### Task to complete
Pick out every line of the entries below where "КОЭФФИЦИЕНТ" occurs, and copy those lines.
○ ○ ○
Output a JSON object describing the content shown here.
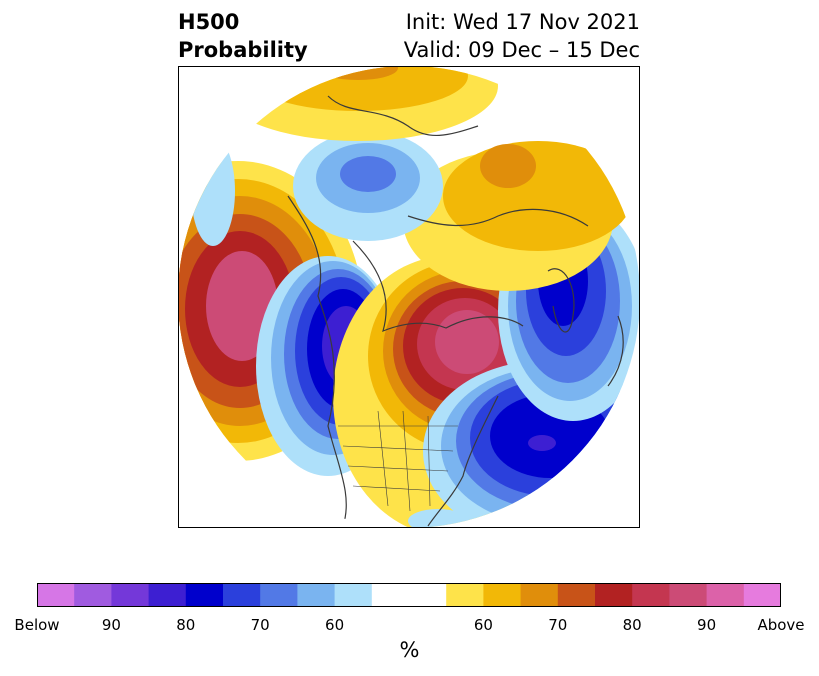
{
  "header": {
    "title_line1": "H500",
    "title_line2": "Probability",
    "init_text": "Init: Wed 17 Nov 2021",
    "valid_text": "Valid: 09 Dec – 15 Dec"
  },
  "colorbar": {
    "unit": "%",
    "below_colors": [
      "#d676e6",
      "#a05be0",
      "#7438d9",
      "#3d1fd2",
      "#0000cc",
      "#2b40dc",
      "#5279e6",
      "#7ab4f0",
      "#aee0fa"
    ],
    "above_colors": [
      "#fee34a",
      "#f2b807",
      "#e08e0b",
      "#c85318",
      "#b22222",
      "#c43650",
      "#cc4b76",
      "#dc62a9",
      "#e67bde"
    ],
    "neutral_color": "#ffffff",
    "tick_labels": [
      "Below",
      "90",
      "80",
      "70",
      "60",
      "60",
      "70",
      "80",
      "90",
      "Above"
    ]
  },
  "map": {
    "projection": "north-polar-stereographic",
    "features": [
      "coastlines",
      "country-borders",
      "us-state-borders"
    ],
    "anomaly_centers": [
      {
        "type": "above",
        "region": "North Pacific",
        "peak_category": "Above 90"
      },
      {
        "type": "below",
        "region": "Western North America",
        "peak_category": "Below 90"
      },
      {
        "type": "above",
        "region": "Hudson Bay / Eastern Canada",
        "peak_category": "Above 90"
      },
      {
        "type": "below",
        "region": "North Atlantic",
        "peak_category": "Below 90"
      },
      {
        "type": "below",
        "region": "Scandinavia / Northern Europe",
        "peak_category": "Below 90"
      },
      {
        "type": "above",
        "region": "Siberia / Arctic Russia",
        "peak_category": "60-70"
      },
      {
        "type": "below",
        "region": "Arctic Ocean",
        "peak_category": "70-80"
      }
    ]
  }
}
○ ○ ○
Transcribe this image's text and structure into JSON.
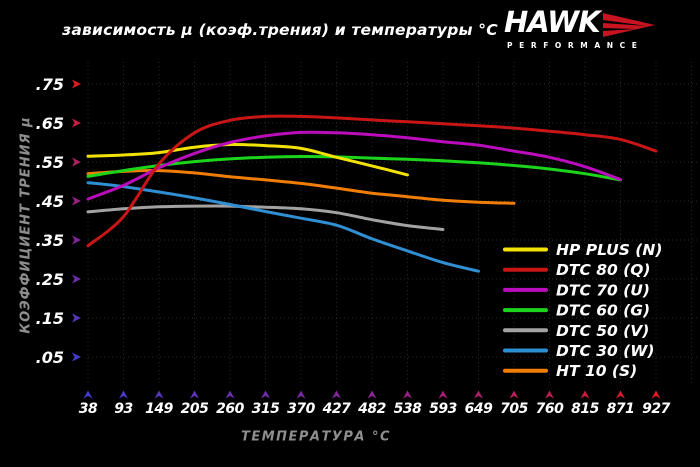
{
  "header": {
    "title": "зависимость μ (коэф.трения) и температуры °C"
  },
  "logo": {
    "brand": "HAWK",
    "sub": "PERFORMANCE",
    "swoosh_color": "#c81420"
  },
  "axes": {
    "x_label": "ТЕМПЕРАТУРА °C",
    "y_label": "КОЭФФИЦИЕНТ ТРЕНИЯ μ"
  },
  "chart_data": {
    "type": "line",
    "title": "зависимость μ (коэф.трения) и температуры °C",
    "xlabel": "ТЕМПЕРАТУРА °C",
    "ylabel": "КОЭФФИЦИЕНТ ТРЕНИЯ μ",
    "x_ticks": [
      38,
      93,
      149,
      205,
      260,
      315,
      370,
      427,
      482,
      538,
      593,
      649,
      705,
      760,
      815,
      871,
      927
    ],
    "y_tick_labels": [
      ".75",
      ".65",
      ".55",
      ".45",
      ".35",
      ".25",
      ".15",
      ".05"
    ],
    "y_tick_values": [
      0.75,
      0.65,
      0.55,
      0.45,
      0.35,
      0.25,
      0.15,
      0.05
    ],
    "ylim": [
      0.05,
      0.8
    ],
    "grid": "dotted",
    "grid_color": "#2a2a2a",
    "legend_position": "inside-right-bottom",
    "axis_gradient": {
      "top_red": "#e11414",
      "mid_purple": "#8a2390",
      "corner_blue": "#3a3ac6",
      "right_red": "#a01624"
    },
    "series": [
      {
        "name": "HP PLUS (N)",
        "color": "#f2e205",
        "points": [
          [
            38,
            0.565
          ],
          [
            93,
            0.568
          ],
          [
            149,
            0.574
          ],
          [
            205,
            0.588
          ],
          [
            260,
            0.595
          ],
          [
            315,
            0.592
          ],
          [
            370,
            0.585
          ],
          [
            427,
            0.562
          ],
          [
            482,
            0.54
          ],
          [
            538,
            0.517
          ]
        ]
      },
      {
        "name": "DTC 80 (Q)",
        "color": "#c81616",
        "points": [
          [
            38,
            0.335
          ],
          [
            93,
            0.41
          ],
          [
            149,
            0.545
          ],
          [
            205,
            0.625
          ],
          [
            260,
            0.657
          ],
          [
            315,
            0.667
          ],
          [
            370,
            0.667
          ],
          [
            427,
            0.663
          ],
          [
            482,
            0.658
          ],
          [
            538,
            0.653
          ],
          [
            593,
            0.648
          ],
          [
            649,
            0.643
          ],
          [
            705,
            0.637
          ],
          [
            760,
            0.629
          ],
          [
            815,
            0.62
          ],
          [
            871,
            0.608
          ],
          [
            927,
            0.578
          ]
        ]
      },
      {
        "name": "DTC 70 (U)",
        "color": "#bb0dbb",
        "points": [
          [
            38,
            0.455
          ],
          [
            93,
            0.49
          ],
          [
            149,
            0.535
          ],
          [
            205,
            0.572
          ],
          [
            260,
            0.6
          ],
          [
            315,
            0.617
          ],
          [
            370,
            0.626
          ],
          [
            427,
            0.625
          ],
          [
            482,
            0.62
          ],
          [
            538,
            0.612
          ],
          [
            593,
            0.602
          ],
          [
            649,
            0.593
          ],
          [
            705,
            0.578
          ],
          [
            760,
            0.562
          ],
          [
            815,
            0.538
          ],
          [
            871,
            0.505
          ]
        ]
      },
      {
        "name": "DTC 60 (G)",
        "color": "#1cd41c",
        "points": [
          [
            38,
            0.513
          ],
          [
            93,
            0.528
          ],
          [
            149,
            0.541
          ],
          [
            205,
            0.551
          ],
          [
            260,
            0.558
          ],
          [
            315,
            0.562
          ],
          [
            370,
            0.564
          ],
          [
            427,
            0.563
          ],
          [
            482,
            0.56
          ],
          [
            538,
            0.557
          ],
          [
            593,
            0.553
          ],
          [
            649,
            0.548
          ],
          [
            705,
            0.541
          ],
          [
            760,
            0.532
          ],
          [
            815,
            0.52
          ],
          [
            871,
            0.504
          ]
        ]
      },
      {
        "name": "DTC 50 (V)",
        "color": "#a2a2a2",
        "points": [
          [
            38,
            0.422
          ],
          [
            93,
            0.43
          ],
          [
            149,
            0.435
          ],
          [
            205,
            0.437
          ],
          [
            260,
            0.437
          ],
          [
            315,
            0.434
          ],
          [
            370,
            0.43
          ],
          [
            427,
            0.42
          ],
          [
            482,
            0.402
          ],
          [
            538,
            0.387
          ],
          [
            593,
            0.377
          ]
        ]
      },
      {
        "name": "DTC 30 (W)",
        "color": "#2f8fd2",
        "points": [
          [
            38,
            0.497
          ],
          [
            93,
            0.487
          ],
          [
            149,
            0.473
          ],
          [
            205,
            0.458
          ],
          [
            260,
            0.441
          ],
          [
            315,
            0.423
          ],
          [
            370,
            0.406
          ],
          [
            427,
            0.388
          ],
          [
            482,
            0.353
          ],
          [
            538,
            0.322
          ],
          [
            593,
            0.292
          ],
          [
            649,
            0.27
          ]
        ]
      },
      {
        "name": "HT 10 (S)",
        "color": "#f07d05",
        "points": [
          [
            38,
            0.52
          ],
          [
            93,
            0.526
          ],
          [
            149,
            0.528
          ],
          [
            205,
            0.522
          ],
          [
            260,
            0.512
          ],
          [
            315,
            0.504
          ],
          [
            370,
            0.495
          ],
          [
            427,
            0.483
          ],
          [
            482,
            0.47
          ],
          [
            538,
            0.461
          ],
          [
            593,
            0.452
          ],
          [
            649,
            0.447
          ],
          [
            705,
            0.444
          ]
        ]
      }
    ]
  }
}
○ ○ ○
### Worked solution
    "y_label": "КОЭФФИЦИЕНТ ТРЕНИЯ μ"
    "ylabel": "КОЭФФИЦИЕНТ ТРЕНИЯ μ",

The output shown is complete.